STATED TASK –
Write the data out again in full, with no departure from the original.

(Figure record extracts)
___
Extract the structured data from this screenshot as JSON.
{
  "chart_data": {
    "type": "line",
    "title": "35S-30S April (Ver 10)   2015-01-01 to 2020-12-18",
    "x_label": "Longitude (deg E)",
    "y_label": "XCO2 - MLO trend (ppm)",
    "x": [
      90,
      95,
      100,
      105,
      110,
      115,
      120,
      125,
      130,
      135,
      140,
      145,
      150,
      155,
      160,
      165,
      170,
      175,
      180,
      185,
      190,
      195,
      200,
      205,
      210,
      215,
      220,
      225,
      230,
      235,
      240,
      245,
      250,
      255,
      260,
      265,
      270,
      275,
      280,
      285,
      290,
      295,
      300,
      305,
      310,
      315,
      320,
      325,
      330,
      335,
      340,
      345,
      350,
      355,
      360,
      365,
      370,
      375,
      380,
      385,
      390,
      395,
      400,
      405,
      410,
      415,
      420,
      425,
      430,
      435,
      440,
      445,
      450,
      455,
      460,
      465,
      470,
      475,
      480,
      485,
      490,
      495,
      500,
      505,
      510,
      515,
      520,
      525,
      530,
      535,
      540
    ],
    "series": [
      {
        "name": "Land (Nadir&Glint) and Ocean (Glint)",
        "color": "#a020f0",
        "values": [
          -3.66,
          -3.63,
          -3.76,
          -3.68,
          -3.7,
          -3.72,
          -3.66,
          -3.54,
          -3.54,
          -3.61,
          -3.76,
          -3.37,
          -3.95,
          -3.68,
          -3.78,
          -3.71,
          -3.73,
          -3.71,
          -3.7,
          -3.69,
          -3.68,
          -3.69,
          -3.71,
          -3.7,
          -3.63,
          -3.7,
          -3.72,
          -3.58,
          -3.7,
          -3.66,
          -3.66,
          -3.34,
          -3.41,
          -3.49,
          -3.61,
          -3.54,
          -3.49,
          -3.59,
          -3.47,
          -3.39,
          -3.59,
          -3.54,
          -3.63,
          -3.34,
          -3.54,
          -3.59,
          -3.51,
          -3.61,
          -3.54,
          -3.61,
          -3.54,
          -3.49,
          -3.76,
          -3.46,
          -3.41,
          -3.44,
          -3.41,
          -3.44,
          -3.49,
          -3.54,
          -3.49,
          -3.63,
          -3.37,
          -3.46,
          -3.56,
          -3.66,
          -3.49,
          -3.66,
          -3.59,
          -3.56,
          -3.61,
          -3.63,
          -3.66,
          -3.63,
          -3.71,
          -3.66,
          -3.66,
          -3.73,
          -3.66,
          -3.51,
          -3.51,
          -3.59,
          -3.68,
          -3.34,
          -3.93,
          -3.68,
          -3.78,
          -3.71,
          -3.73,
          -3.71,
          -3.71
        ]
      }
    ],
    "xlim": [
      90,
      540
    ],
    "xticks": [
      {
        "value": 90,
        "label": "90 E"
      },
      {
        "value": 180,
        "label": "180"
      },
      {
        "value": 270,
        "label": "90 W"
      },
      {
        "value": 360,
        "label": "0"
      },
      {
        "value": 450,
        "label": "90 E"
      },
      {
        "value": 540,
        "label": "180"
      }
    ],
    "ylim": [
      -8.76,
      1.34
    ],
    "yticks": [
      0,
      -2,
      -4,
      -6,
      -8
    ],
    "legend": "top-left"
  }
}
___
THE REPLY –
Extract the structured data from this screenshot as JSON.
{
  "chart_data": {
    "type": "line",
    "title": "35S-30S April (Ver 10)   2015-01-01 to 2020-12-18",
    "x_label": "Longitude (deg E)",
    "y_label": "XCO2 - MLO trend (ppm)",
    "x": [
      90,
      95,
      100,
      105,
      110,
      115,
      120,
      125,
      130,
      135,
      140,
      145,
      150,
      155,
      160,
      165,
      170,
      175,
      180,
      185,
      190,
      195,
      200,
      205,
      210,
      215,
      220,
      225,
      230,
      235,
      240,
      245,
      250,
      255,
      260,
      265,
      270,
      275,
      280,
      285,
      290,
      295,
      300,
      305,
      310,
      315,
      320,
      325,
      330,
      335,
      340,
      345,
      350,
      355,
      360,
      365,
      370,
      375,
      380,
      385,
      390,
      395,
      400,
      405,
      410,
      415,
      420,
      425,
      430,
      435,
      440,
      445,
      450,
      455,
      460,
      465,
      470,
      475,
      480,
      485,
      490,
      495,
      500,
      505,
      510,
      515,
      520,
      525,
      530,
      535,
      540
    ],
    "series": [
      {
        "name": "Land (Nadir&Glint) and Ocean (Glint)",
        "color": "#a020f0",
        "values": [
          -3.66,
          -3.63,
          -3.76,
          -3.68,
          -3.7,
          -3.72,
          -3.66,
          -3.54,
          -3.54,
          -3.61,
          -3.76,
          -3.37,
          -3.95,
          -3.68,
          -3.78,
          -3.71,
          -3.73,
          -3.71,
          -3.7,
          -3.69,
          -3.68,
          -3.69,
          -3.71,
          -3.7,
          -3.63,
          -3.7,
          -3.72,
          -3.58,
          -3.7,
          -3.66,
          -3.66,
          -3.34,
          -3.41,
          -3.49,
          -3.61,
          -3.54,
          -3.49,
          -3.59,
          -3.47,
          -3.39,
          -3.59,
          -3.54,
          -3.63,
          -3.34,
          -3.54,
          -3.59,
          -3.51,
          -3.61,
          -3.54,
          -3.61,
          -3.54,
          -3.49,
          -3.76,
          -3.46,
          -3.41,
          -3.44,
          -3.41,
          -3.44,
          -3.49,
          -3.54,
          -3.49,
          -3.63,
          -3.37,
          -3.46,
          -3.56,
          -3.66,
          -3.49,
          -3.66,
          -3.59,
          -3.56,
          -3.61,
          -3.63,
          -3.66,
          -3.63,
          -3.71,
          -3.66,
          -3.66,
          -3.73,
          -3.66,
          -3.51,
          -3.51,
          -3.59,
          -3.68,
          -3.34,
          -3.93,
          -3.68,
          -3.78,
          -3.71,
          -3.73,
          -3.71,
          -3.71
        ]
      }
    ],
    "xlim": [
      90,
      540
    ],
    "xticks": [
      {
        "value": 90,
        "label": "90 E"
      },
      {
        "value": 180,
        "label": "180"
      },
      {
        "value": 270,
        "label": "90 W"
      },
      {
        "value": 360,
        "label": "0"
      },
      {
        "value": 450,
        "label": "90 E"
      },
      {
        "value": 540,
        "label": "180"
      }
    ],
    "ylim": [
      -8.76,
      1.34
    ],
    "yticks": [
      0,
      -2,
      -4,
      -6,
      -8
    ],
    "legend": "top-left"
  }
}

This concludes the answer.